> [Problem] Please read the guide to shareholders agreements below: according to it, who is the guide for?

> [Text provided]
>> BEGIN

Commercial and corporate

A guide to shareholders agreements for founders and family businesses in 2026

A well-drafted shareholders agreement does not repeat what the bylaws already say: it sets out what happens if a shareholder wants to sell, if two 50/50 shareholders reach a deadlock, or if a founder leaves early. The problem arises when this document does not exist, or is signed too late.

Last reviewed: July 2026 · General guidance only, not a substitute for advice on your specific case.

Drafting a shareholders agreement at a commercial and corporate law firm
The clauses that make the difference are negotiated before a conflict or an investment round is already on the table.

Last reviewed: July 2026

Area: Commercial and corporate

Who this is for: founding shareholders, startups and family businesses

Many Spanish companies, especially limited companies with two or three shareholders and startups in their early funding rounds, are incorporated without a shareholders agreement. The assumption is that “we understand each other” and that the bylaws already cover the essentials. That is not the case: bylaws are a public document, aimed at third parties, with a minimum and fairly rigid content that does not get into the nuances of the relationship between shareholders.

The risk of not having a shareholders agreement, or of having a poorly drafted one, tends to surface at the worst possible moment: when the company starts generating real value, when an investor comes in, or when a shareholder decides to leave. At that point, with no rules agreed in advance, the dispute moves to the courts, with costs in time and money that almost always exceed what it would have cost to draft a proper agreement from the outset.

This guide explains what a shareholders agreement is, how it differs from the bylaws, which clauses tend to make the difference between an agreement that genuinely protects shareholders and one that ends up in a drawer, and when it is worth reviewing or updating it. It applies both to traditional limited companies and to startups going through funding rounds, and to family businesses working through succession.

We also go through the most common drafting mistakes, because they tend to be the same ones: using a generic template, leaving a 50/50 deadlock unresolved, or failing to update the agreement when the company’s circumstances change.

>> END

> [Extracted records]
>> BEGIN

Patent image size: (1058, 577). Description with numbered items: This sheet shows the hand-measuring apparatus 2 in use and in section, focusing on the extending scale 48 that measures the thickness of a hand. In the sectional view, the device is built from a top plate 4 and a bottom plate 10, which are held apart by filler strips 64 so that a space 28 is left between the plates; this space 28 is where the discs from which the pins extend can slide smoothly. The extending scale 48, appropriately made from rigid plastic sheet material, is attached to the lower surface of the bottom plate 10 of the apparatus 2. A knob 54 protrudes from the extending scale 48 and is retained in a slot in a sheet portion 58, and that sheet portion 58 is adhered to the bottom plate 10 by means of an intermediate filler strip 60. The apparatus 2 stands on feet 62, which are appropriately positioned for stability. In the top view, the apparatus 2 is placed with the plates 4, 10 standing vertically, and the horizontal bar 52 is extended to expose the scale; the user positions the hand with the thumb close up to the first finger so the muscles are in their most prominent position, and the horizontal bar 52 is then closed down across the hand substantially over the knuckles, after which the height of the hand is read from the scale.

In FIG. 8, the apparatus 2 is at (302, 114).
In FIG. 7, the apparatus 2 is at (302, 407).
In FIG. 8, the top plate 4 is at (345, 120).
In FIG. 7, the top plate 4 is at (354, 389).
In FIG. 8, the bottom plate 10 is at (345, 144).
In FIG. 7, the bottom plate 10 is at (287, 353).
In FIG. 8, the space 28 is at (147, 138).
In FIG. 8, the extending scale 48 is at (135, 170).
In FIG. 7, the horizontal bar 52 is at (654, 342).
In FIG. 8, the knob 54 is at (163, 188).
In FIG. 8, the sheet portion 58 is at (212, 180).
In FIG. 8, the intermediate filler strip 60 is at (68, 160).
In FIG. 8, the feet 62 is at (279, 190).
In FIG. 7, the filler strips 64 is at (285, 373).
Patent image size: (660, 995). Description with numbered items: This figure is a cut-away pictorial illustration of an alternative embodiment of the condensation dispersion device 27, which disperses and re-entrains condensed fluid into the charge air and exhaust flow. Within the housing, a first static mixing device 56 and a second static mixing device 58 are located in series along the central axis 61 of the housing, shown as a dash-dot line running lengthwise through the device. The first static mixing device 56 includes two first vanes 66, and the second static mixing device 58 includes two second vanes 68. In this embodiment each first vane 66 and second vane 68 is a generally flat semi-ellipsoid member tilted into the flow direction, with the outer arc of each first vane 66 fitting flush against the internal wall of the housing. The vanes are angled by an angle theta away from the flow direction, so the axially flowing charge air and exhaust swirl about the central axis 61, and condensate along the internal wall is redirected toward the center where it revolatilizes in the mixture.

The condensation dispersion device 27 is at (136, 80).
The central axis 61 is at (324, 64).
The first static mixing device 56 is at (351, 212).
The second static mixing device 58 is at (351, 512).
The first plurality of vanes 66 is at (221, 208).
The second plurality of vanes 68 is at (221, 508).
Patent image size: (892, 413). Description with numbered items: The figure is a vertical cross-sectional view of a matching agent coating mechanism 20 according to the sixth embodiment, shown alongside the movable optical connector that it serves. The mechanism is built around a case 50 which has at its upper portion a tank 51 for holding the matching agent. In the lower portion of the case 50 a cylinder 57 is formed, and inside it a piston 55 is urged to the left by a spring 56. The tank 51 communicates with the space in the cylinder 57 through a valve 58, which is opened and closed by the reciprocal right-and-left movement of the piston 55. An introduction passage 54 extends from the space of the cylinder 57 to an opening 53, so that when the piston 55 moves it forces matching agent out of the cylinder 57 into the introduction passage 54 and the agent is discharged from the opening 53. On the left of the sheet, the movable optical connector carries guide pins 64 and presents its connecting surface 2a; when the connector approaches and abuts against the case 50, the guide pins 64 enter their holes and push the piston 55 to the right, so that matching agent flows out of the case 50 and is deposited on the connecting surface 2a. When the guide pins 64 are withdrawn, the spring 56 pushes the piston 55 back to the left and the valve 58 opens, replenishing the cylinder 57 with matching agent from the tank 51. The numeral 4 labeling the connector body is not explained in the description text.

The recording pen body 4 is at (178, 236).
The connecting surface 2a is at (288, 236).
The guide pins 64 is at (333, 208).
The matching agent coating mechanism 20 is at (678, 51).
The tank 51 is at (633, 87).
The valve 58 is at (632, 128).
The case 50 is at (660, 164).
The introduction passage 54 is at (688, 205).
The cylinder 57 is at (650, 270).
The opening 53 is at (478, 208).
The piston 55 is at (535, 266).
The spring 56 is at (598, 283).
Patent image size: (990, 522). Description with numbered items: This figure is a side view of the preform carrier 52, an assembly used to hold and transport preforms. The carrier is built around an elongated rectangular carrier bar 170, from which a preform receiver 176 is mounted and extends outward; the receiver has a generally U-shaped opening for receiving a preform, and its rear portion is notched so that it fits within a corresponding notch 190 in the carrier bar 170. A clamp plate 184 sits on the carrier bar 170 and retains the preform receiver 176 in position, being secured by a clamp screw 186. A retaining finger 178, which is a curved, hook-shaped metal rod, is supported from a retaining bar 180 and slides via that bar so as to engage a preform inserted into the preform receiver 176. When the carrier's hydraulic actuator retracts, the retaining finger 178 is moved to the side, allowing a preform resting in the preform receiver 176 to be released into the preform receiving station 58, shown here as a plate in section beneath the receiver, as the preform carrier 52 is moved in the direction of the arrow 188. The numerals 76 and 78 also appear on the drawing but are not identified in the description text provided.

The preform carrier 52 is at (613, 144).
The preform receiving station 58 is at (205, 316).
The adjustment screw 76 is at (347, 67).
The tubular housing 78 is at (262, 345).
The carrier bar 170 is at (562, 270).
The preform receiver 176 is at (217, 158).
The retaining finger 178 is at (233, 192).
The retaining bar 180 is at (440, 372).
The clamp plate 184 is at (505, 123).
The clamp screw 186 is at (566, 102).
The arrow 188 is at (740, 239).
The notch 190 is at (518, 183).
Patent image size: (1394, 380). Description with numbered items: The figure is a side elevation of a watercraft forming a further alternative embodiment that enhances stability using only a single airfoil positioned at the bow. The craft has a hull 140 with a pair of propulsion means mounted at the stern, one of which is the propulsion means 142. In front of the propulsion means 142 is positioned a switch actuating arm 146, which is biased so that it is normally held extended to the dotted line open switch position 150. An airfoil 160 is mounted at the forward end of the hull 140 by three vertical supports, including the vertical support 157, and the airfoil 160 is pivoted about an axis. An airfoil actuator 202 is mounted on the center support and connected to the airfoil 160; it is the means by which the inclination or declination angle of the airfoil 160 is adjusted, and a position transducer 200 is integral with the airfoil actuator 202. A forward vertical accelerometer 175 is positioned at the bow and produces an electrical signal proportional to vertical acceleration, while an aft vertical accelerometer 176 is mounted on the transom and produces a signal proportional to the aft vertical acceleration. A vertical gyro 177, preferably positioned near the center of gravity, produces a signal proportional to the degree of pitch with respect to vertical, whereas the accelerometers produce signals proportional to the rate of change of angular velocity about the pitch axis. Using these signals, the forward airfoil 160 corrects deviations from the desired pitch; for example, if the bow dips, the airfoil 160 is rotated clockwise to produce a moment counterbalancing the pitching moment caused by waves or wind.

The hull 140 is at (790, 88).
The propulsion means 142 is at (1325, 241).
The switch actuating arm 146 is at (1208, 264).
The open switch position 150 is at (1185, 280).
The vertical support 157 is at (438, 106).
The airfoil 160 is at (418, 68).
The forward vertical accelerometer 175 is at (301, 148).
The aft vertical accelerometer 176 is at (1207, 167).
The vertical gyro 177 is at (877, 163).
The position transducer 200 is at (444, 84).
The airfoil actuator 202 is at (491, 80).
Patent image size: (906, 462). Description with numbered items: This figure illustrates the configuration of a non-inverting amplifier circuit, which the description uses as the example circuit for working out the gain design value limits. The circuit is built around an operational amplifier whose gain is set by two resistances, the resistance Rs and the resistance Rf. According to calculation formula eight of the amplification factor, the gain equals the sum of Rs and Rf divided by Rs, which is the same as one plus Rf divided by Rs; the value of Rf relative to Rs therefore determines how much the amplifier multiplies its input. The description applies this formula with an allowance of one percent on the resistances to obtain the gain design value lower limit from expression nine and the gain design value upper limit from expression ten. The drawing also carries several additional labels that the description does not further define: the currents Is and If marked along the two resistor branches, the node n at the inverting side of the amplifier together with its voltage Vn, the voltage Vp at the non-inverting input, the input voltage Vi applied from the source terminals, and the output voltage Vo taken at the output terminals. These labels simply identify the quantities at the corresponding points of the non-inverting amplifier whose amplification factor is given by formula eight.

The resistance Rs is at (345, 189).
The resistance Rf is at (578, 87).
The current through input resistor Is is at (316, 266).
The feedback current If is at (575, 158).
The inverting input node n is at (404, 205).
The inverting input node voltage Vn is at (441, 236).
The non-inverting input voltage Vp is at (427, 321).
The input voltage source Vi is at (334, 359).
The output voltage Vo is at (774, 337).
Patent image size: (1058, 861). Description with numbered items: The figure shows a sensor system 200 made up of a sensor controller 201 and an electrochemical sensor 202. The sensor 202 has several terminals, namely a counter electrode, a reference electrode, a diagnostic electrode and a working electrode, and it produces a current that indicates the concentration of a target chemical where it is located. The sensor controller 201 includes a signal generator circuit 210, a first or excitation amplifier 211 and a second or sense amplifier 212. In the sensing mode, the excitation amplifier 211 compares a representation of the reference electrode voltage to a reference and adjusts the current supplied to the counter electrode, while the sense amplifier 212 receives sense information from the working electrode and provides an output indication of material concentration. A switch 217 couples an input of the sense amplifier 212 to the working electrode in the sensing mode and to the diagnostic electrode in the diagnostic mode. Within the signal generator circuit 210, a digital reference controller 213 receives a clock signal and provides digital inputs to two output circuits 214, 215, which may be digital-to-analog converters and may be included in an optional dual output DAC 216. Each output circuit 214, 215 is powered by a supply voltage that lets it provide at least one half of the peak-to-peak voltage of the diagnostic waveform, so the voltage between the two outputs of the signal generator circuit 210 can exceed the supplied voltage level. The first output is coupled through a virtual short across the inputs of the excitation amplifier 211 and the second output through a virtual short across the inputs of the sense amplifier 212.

>> END

> [Expected answer] Founding shareholders, startups and family businesses.